◆ Set exercise ◆
Report only the number of lines holding "green".

━━━ Exercise data

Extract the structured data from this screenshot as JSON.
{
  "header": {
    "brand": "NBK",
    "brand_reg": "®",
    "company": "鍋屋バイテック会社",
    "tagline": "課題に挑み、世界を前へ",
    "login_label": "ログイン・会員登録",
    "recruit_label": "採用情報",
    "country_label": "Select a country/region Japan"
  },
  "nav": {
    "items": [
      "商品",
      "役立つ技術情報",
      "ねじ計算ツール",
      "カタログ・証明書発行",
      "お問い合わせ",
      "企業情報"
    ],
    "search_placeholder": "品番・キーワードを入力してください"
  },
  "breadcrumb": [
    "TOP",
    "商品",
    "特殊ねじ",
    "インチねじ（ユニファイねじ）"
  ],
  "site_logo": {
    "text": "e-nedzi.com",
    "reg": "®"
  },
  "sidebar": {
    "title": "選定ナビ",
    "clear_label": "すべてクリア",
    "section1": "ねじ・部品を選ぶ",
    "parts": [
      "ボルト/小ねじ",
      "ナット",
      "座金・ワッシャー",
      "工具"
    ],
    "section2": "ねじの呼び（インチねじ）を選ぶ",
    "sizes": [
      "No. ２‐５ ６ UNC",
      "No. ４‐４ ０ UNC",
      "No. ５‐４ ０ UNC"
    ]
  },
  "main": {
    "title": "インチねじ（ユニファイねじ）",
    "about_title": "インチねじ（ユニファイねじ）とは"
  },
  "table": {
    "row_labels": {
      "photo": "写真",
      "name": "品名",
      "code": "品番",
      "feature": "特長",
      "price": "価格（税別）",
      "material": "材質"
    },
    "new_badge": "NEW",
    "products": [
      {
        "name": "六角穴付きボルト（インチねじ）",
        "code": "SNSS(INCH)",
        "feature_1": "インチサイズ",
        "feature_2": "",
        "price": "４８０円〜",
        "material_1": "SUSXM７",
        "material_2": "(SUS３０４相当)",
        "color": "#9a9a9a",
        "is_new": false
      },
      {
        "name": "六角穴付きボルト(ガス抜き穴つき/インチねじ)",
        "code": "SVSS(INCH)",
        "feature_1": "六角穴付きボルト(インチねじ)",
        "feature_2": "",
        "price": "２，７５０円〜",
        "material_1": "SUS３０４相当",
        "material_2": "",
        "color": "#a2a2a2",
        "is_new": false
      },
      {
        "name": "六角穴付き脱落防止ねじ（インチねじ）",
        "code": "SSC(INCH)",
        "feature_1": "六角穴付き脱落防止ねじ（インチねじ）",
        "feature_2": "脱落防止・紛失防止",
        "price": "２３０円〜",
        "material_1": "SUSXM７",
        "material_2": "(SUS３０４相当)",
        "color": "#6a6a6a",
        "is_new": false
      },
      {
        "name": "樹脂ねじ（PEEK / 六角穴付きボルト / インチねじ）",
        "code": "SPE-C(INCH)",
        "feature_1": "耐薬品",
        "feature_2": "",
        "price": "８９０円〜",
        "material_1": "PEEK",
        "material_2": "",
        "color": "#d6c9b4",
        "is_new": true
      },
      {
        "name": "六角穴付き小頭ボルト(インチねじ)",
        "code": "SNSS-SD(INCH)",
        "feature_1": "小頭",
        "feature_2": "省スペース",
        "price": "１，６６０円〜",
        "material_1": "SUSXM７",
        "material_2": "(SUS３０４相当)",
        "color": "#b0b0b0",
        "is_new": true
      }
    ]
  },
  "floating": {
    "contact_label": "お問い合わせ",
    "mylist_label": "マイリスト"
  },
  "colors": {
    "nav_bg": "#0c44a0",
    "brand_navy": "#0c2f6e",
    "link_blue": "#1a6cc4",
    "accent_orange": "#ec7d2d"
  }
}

━━━━━━
━━━ Exercise data

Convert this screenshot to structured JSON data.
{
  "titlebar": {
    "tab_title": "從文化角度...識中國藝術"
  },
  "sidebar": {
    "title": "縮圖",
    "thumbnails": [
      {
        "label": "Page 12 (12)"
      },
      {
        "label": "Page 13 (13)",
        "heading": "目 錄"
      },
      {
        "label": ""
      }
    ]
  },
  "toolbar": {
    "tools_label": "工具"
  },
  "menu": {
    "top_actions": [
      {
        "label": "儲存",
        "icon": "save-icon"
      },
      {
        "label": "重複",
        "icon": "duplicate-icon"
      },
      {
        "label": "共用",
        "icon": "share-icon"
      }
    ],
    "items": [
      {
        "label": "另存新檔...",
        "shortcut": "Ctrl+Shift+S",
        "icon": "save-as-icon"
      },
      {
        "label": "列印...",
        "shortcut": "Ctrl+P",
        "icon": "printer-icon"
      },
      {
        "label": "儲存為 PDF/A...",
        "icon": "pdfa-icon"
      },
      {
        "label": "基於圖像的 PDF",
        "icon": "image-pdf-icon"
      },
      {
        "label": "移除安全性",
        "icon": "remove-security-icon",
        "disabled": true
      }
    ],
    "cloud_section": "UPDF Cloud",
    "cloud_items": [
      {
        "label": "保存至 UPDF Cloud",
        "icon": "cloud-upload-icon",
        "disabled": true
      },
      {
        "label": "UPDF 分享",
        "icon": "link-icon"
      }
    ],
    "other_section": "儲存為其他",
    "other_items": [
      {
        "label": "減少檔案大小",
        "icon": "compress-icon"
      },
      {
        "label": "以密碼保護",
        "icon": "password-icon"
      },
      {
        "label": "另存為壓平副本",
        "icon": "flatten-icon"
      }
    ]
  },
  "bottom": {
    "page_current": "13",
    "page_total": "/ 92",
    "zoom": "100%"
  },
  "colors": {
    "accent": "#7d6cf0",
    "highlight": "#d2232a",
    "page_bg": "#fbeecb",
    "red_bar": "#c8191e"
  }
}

━━━━━━
━━━ Exercise data

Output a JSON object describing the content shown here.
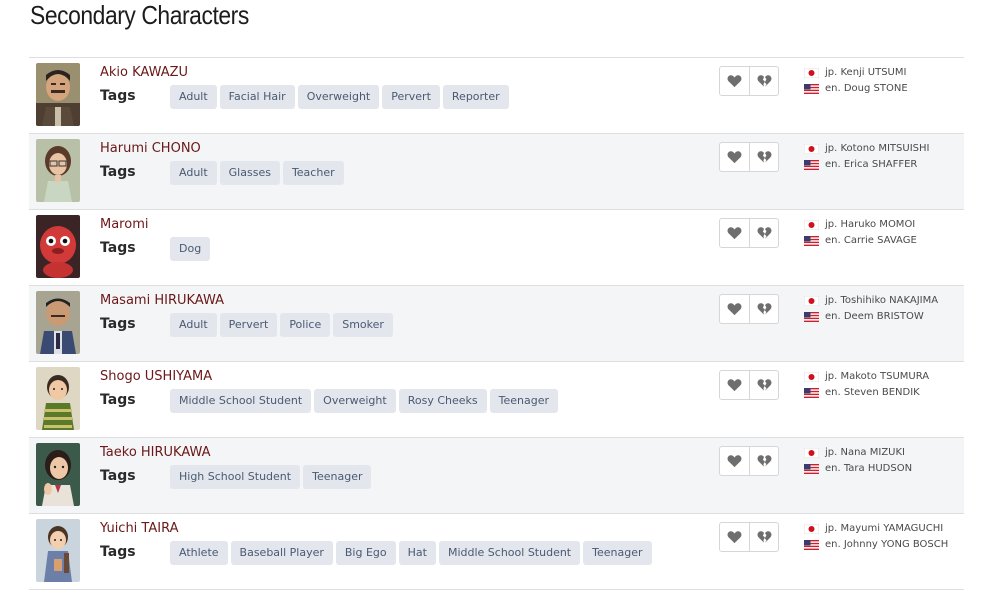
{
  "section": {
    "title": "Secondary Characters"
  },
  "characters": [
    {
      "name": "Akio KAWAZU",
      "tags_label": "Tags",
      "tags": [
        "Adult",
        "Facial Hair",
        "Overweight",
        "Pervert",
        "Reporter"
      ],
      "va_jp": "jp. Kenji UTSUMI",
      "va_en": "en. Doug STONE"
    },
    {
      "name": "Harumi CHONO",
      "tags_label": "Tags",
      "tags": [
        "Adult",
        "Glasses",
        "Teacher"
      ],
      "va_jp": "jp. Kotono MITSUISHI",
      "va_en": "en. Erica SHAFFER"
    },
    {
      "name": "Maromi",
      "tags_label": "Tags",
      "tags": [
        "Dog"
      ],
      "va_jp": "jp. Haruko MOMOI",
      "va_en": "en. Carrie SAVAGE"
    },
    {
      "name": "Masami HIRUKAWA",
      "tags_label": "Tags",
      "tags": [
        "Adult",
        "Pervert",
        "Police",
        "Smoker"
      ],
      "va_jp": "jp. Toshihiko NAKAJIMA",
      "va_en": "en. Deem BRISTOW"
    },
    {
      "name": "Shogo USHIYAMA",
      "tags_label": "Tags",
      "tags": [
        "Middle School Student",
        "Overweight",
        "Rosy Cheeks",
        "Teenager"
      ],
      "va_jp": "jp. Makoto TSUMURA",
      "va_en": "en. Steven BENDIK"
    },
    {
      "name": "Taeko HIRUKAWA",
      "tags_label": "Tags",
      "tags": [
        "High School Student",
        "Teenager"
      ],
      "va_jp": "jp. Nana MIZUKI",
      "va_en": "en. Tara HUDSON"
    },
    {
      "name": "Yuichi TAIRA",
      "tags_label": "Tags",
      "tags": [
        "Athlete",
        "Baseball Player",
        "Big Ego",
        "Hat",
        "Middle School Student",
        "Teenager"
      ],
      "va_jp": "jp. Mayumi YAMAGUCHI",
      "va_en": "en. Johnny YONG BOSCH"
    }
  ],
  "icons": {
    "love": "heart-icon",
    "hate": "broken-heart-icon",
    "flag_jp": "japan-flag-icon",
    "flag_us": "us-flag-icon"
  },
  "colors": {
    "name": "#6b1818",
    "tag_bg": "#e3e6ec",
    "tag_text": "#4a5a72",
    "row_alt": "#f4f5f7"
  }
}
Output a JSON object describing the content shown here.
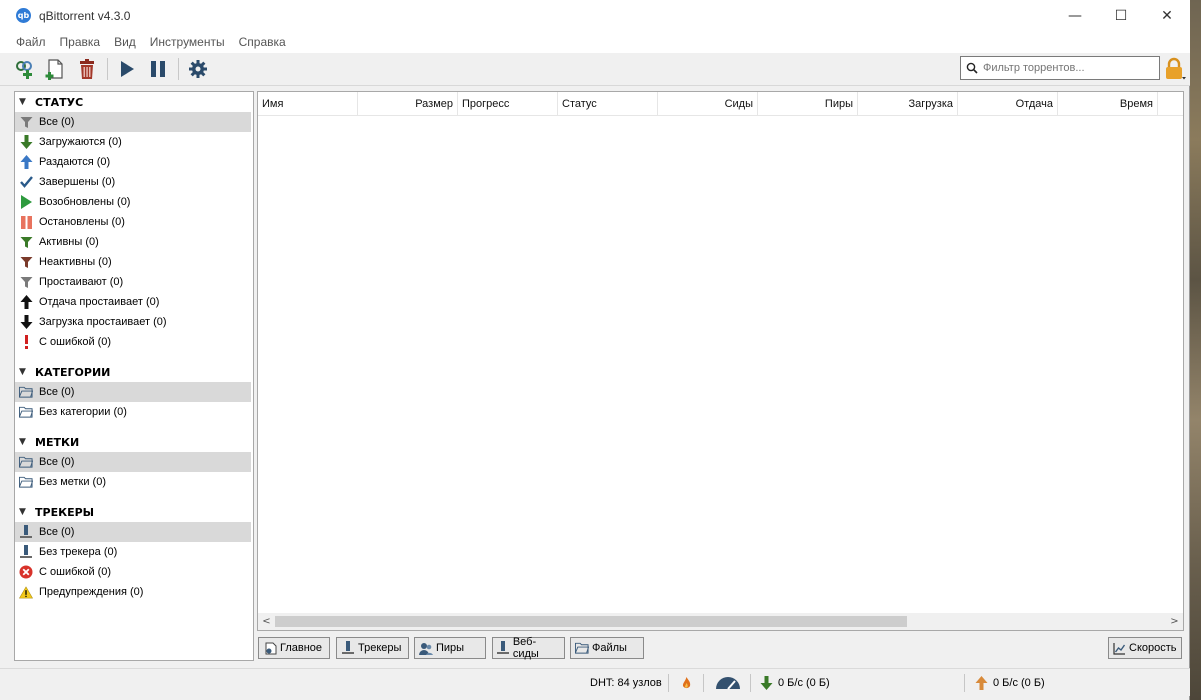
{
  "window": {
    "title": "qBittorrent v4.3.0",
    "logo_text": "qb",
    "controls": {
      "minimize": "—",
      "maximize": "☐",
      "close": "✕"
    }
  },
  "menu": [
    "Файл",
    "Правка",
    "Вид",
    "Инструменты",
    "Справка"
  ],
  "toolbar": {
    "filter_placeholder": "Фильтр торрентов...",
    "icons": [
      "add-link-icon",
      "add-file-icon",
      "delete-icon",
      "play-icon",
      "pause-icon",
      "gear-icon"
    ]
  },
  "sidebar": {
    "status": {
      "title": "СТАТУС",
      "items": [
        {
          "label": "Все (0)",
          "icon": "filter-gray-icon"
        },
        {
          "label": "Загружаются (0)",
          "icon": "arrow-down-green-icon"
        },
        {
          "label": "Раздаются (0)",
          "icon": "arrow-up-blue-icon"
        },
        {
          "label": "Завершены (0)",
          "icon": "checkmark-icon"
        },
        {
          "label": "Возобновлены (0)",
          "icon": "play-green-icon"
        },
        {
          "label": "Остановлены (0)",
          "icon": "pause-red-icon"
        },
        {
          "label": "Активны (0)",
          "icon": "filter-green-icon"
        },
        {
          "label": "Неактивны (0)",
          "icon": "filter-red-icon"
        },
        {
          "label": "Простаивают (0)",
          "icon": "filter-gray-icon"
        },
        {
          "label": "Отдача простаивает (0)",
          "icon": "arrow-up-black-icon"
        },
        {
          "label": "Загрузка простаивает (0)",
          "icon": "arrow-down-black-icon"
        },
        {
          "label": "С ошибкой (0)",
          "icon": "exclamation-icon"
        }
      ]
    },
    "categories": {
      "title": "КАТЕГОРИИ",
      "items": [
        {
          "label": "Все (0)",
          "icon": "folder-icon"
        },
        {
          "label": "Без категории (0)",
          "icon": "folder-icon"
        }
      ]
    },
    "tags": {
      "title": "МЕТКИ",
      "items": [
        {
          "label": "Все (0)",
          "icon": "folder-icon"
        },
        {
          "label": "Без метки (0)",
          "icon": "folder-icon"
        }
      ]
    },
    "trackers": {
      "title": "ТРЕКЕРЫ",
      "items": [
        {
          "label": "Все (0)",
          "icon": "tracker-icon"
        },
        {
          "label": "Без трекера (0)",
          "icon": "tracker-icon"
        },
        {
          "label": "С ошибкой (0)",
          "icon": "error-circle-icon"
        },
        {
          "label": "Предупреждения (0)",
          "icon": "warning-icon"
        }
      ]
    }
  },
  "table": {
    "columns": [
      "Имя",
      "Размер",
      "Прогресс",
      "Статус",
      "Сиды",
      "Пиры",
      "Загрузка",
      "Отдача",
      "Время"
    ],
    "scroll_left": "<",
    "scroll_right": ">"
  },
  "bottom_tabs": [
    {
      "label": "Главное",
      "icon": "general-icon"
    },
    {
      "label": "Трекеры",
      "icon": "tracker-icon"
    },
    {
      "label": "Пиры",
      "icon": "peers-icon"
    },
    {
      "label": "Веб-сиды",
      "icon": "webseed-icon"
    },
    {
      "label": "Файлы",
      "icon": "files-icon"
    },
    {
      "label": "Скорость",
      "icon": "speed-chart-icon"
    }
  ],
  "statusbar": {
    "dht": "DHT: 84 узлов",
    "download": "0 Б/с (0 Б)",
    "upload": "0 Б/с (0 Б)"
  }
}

━━━━━━

◆ Exercise solution ◆
3